Short problem:
In the listing that follows, count each line containing the string "right" and report only the count.

Raw records:

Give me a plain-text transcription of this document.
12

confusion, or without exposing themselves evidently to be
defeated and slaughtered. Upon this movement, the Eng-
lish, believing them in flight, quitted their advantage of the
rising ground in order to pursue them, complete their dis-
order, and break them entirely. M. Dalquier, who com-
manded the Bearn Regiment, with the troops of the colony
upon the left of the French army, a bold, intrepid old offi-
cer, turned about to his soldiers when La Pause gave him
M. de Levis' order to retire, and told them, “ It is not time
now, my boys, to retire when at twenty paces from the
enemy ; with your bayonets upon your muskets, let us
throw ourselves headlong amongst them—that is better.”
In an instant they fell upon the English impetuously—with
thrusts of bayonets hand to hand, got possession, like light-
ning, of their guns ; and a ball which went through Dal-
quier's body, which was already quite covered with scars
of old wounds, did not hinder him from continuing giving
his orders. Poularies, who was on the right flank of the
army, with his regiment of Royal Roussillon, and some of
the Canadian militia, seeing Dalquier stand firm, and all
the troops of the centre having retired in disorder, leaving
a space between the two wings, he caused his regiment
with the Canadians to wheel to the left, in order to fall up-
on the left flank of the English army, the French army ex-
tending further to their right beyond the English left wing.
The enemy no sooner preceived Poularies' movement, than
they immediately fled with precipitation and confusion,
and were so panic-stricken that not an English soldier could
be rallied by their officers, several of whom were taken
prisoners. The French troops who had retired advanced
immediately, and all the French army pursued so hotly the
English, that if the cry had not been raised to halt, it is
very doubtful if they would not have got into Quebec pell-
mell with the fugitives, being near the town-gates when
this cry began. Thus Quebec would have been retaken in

Answer to the task:
2